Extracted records
----------------

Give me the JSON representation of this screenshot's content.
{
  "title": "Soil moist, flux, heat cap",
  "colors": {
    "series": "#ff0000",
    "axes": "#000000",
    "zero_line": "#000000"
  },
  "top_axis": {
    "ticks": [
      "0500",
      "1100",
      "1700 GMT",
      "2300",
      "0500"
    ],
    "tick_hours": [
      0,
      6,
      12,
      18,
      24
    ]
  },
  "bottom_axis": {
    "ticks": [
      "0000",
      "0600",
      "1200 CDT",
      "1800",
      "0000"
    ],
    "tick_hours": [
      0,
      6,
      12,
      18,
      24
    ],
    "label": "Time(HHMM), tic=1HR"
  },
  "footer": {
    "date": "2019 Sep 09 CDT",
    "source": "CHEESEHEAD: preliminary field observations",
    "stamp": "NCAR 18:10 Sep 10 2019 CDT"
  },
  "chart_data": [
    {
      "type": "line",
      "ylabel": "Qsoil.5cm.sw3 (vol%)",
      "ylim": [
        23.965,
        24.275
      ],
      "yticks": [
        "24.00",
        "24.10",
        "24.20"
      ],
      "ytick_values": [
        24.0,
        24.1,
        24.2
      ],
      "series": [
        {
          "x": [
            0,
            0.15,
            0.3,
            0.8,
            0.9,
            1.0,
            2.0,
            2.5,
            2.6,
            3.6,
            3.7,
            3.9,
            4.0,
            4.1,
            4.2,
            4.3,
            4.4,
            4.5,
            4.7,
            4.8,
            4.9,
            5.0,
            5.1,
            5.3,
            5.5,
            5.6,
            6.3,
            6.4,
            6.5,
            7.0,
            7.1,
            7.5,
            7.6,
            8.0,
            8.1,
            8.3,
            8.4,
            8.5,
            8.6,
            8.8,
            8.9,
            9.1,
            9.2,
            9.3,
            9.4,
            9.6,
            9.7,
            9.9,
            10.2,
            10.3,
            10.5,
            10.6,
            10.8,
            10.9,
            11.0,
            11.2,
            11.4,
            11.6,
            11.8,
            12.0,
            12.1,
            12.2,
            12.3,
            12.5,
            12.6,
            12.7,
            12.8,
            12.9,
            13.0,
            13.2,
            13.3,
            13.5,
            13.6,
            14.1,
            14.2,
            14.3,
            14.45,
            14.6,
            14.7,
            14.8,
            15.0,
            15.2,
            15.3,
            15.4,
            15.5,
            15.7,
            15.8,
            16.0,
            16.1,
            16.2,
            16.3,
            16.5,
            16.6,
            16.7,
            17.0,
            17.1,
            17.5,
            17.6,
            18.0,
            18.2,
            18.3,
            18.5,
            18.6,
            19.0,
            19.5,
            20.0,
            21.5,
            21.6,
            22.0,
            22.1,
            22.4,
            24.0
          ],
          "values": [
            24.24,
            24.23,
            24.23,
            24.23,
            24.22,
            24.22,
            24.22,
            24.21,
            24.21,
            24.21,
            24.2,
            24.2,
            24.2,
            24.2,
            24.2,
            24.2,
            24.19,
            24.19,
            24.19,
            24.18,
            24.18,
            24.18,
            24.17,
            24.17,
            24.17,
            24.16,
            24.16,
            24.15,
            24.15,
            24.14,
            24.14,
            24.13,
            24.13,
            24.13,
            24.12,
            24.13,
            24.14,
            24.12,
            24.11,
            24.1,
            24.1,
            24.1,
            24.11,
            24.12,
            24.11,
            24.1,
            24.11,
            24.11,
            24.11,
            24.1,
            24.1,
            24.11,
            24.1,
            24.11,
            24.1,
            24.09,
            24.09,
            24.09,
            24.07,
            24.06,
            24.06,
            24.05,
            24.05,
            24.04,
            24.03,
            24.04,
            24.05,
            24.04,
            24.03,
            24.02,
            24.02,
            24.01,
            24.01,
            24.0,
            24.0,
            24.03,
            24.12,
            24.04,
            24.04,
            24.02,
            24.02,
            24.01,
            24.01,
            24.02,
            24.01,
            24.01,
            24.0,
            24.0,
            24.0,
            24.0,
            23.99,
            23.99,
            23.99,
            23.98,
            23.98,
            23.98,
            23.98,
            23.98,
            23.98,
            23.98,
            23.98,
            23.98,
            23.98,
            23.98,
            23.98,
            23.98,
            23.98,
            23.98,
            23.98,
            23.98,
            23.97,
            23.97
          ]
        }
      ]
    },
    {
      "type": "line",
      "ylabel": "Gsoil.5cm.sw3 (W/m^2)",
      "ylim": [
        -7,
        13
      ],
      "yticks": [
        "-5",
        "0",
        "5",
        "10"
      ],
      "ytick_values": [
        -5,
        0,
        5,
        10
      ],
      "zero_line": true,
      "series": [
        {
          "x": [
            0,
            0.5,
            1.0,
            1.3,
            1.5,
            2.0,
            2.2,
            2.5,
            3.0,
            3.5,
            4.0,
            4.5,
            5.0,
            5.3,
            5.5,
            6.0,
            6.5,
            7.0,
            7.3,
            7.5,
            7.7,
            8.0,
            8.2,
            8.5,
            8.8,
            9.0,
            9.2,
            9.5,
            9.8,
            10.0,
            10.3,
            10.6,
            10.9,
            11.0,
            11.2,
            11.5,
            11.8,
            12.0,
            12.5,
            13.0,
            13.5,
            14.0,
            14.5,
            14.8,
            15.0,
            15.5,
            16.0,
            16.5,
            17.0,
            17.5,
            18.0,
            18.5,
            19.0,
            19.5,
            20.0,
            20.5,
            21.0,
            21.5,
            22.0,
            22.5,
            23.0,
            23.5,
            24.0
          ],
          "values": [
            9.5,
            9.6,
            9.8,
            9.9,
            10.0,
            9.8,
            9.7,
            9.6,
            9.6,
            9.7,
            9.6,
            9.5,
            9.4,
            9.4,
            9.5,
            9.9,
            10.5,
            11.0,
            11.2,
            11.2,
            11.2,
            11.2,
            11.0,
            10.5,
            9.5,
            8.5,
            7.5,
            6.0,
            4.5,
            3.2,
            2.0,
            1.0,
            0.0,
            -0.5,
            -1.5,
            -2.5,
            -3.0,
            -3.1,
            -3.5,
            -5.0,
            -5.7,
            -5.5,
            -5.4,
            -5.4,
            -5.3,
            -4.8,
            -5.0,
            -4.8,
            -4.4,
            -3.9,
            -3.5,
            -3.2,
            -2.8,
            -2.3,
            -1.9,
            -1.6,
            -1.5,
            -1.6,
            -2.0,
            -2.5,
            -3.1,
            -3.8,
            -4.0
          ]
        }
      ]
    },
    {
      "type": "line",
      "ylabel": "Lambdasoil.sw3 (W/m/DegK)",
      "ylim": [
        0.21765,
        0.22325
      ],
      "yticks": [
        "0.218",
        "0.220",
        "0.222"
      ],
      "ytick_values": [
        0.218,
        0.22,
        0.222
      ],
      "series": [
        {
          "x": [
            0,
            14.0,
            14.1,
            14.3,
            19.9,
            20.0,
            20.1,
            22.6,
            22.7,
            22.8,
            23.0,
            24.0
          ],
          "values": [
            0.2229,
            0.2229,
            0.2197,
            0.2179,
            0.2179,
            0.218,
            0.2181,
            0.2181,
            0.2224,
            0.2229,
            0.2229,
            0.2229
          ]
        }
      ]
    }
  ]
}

----------------

JOB: From the listing above, report the number of lines containing the string "ylabel", without any accompanying remarks.

RESULT FOR THIS EXERCISE: 3